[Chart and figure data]
#####

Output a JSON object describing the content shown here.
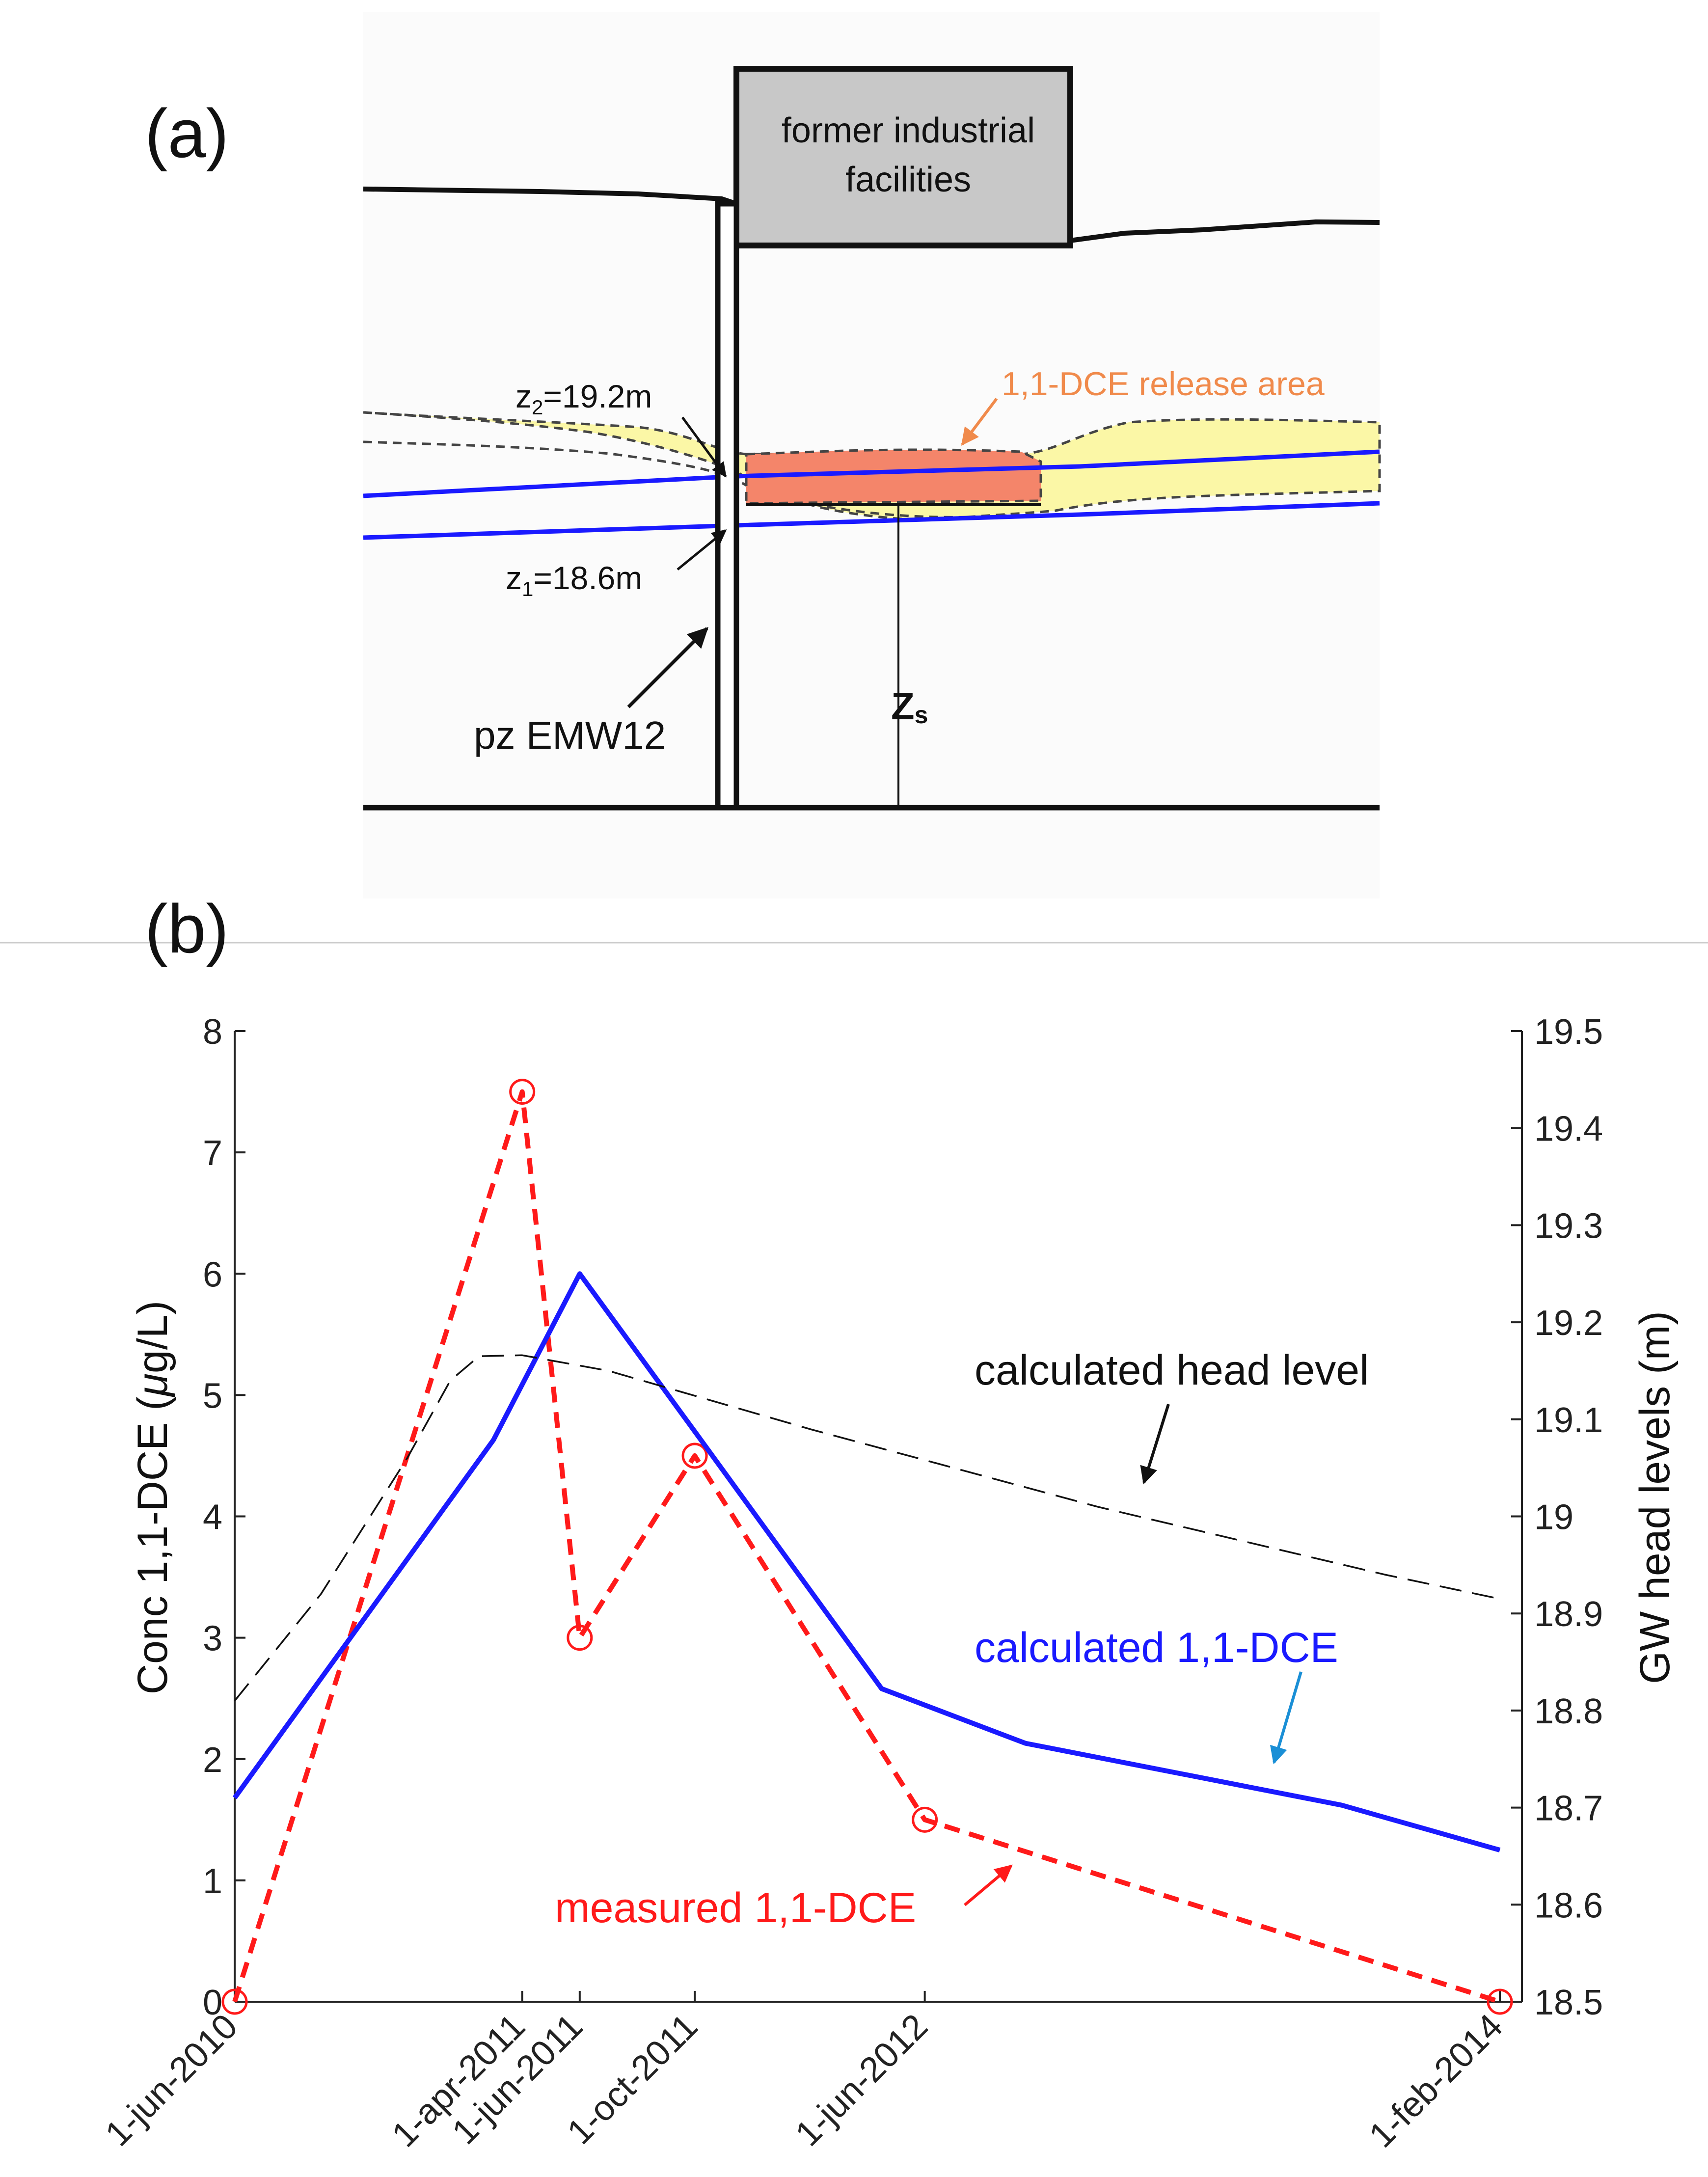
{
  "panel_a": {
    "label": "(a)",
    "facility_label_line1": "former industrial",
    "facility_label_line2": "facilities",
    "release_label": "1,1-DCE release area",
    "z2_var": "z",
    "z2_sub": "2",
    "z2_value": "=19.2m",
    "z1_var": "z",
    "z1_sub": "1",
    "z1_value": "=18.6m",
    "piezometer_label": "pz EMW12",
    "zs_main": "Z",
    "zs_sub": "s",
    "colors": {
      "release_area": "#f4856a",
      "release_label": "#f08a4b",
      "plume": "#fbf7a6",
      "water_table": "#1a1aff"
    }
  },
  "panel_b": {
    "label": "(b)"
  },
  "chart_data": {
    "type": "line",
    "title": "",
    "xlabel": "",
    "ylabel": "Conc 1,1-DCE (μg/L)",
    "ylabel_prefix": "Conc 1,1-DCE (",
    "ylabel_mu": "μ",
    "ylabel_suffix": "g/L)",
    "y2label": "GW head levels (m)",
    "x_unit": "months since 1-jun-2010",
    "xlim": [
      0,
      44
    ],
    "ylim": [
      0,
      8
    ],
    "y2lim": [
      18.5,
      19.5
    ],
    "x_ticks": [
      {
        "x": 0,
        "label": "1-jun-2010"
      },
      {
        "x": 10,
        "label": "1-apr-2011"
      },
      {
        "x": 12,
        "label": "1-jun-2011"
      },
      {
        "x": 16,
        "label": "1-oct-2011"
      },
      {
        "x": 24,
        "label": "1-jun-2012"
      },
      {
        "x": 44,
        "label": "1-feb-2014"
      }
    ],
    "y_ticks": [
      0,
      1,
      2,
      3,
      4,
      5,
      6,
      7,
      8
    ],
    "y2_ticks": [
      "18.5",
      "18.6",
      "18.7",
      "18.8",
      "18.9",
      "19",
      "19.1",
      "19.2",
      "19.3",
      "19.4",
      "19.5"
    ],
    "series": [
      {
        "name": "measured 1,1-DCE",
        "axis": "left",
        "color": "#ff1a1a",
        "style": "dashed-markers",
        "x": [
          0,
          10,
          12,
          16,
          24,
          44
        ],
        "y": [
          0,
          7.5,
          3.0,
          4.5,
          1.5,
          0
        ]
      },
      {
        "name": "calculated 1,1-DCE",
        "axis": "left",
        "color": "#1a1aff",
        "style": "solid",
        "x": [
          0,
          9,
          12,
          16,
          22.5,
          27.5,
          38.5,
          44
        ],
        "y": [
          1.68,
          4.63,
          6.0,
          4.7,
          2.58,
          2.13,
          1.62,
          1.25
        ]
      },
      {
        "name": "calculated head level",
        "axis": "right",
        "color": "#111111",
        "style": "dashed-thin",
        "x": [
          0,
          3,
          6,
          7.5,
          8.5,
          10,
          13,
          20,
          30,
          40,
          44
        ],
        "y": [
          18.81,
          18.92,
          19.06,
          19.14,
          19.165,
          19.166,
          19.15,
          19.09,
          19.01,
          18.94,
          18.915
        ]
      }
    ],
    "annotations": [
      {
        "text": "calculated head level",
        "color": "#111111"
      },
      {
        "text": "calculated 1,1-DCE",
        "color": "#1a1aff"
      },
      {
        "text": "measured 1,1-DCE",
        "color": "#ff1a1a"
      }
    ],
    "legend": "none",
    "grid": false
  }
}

#####

Exercise prompt ::
Above are the records; copy every line in them that holds the word "name".

The solution ::
        "name": "measured 1,1-DCE",
        "name": "calculated 1,1-DCE",
        "name": "calculated head level",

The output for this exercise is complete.